Every line that contains the word "View" should be copied.

Dataset content:
++++++
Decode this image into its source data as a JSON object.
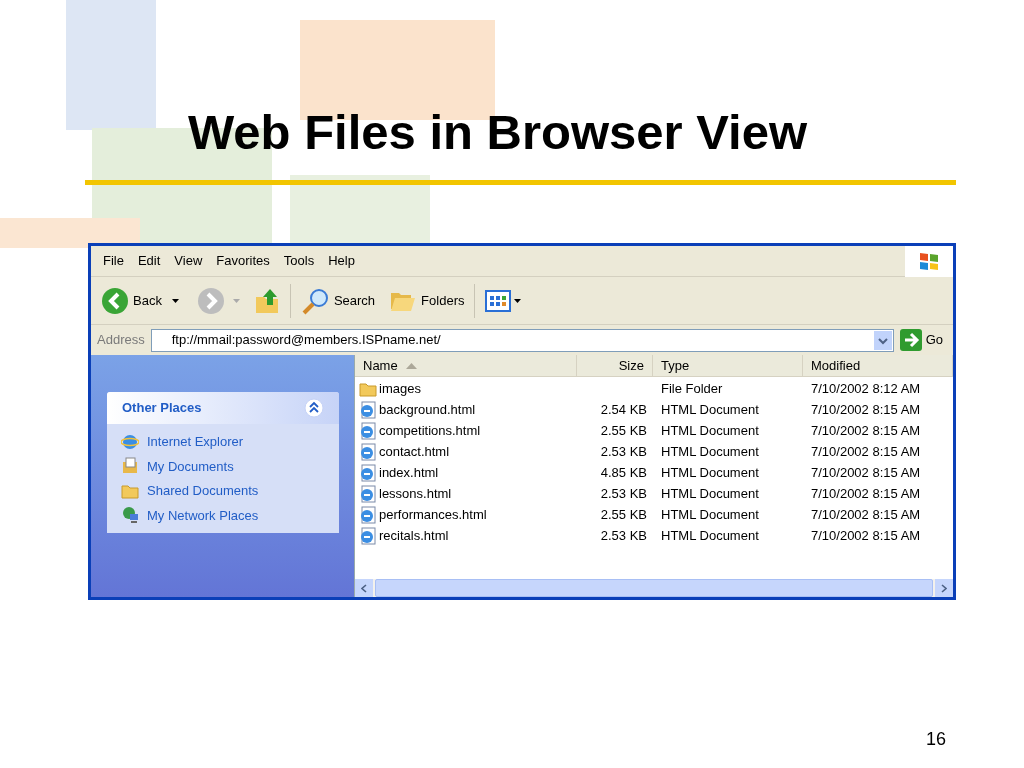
{
  "slide": {
    "title": "Web Files in Browser View",
    "page_number": "16"
  },
  "window": {
    "menu": [
      "File",
      "Edit",
      "View",
      "Favorites",
      "Tools",
      "Help"
    ],
    "toolbar": {
      "back": "Back",
      "search": "Search",
      "folders": "Folders"
    },
    "address": {
      "label": "Address",
      "value": "ftp://mmail:password@members.ISPname.net/",
      "go": "Go"
    },
    "task_pane": {
      "title": "Other Places",
      "expanded": true,
      "links": [
        {
          "label": "Internet Explorer",
          "kind": "browser"
        },
        {
          "label": "My Documents",
          "kind": "documents"
        },
        {
          "label": "Shared Documents",
          "kind": "folder"
        },
        {
          "label": "My Network Places",
          "kind": "network"
        }
      ]
    },
    "file_list": {
      "columns": [
        {
          "label": "Name",
          "sorted": true
        },
        {
          "label": "Size",
          "sorted": false
        },
        {
          "label": "Type",
          "sorted": false
        },
        {
          "label": "Modified",
          "sorted": false
        }
      ],
      "rows": [
        {
          "kind": "folder",
          "name": "images",
          "type": "File Folder",
          "modified": "7/10/2002 8:12 AM"
        },
        {
          "kind": "html",
          "name": "background.html",
          "size": "2.54 KB",
          "type": "HTML Document",
          "modified": "7/10/2002 8:15 AM"
        },
        {
          "kind": "html",
          "name": "competitions.html",
          "size": "2.55 KB",
          "type": "HTML Document",
          "modified": "7/10/2002 8:15 AM"
        },
        {
          "kind": "html",
          "name": "contact.html",
          "size": "2.53 KB",
          "type": "HTML Document",
          "modified": "7/10/2002 8:15 AM"
        },
        {
          "kind": "html",
          "name": "index.html",
          "size": "4.85 KB",
          "type": "HTML Document",
          "modified": "7/10/2002 8:15 AM"
        },
        {
          "kind": "html",
          "name": "lessons.html",
          "size": "2.53 KB",
          "type": "HTML Document",
          "modified": "7/10/2002 8:15 AM"
        },
        {
          "kind": "html",
          "name": "performances.html",
          "size": "2.55 KB",
          "type": "HTML Document",
          "modified": "7/10/2002 8:15 AM"
        },
        {
          "kind": "html",
          "name": "recitals.html",
          "size": "2.53 KB",
          "type": "HTML Document",
          "modified": "7/10/2002 8:15 AM"
        }
      ]
    }
  }
}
++++++
Complete response:
    "title": "Web Files in Browser View",
      "View",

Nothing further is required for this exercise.